> **DATA SUPPLIED**
□ □ □ □ □ □ □
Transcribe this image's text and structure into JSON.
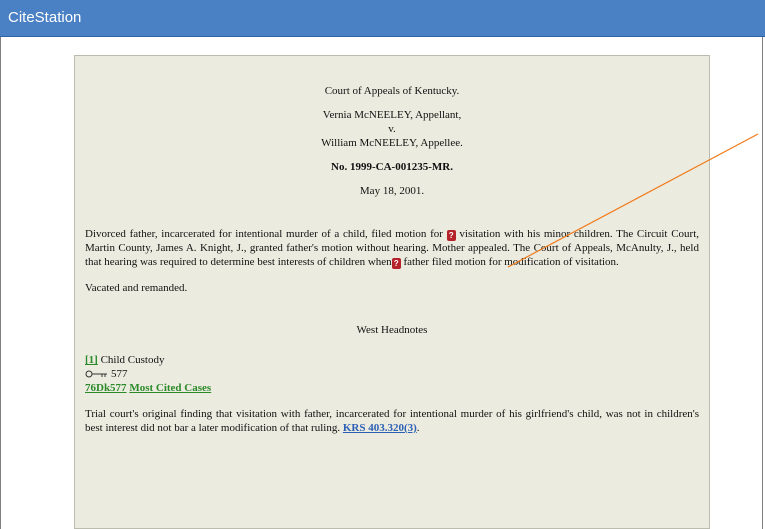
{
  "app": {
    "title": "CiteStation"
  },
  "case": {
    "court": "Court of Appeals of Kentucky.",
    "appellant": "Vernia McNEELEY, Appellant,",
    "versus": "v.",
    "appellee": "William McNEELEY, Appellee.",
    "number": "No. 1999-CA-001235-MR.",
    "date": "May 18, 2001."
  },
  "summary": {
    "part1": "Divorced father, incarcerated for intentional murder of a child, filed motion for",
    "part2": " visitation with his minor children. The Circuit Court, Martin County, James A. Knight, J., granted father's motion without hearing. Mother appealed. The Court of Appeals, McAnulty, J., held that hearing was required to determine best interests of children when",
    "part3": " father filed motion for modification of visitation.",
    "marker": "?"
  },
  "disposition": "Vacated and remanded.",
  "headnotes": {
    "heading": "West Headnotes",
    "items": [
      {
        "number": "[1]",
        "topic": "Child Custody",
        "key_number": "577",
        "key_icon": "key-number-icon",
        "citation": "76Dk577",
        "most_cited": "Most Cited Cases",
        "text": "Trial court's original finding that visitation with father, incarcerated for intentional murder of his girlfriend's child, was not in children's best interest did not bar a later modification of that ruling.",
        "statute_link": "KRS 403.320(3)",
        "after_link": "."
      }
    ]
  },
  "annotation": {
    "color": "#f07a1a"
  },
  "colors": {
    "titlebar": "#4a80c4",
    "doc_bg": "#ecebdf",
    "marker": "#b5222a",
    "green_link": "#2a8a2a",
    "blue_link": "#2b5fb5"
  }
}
□ □ □ □ □ □ □
> **WHAT NEEDS TO BE DONE**
Transcribe the records above exactly, omitting every picture they contain.

> **TASK SOLUTION**
Transcribe this image's text and structure into JSON.
{
  "app": {
    "title": "CiteStation"
  },
  "case": {
    "court": "Court of Appeals of Kentucky.",
    "appellant": "Vernia McNEELEY, Appellant,",
    "versus": "v.",
    "appellee": "William McNEELEY, Appellee.",
    "number": "No. 1999-CA-001235-MR.",
    "date": "May 18, 2001."
  },
  "summary": {
    "part1": "Divorced father, incarcerated for intentional murder of a child, filed motion for",
    "part2": " visitation with his minor children. The Circuit Court, Martin County, James A. Knight, J., granted father's motion without hearing. Mother appealed. The Court of Appeals, McAnulty, J., held that hearing was required to determine best interests of children when",
    "part3": " father filed motion for modification of visitation.",
    "marker": "?"
  },
  "disposition": "Vacated and remanded.",
  "headnotes": {
    "heading": "West Headnotes",
    "items": [
      {
        "number": "[1]",
        "topic": "Child Custody",
        "key_number": "577",
        "key_icon": "key-number-icon",
        "citation": "76Dk577",
        "most_cited": "Most Cited Cases",
        "text": "Trial court's original finding that visitation with father, incarcerated for intentional murder of his girlfriend's child, was not in children's best interest did not bar a later modification of that ruling.",
        "statute_link": "KRS 403.320(3)",
        "after_link": "."
      }
    ]
  },
  "annotation": {
    "color": "#f07a1a"
  },
  "colors": {
    "titlebar": "#4a80c4",
    "doc_bg": "#ecebdf",
    "marker": "#b5222a",
    "green_link": "#2a8a2a",
    "blue_link": "#2b5fb5"
  }
}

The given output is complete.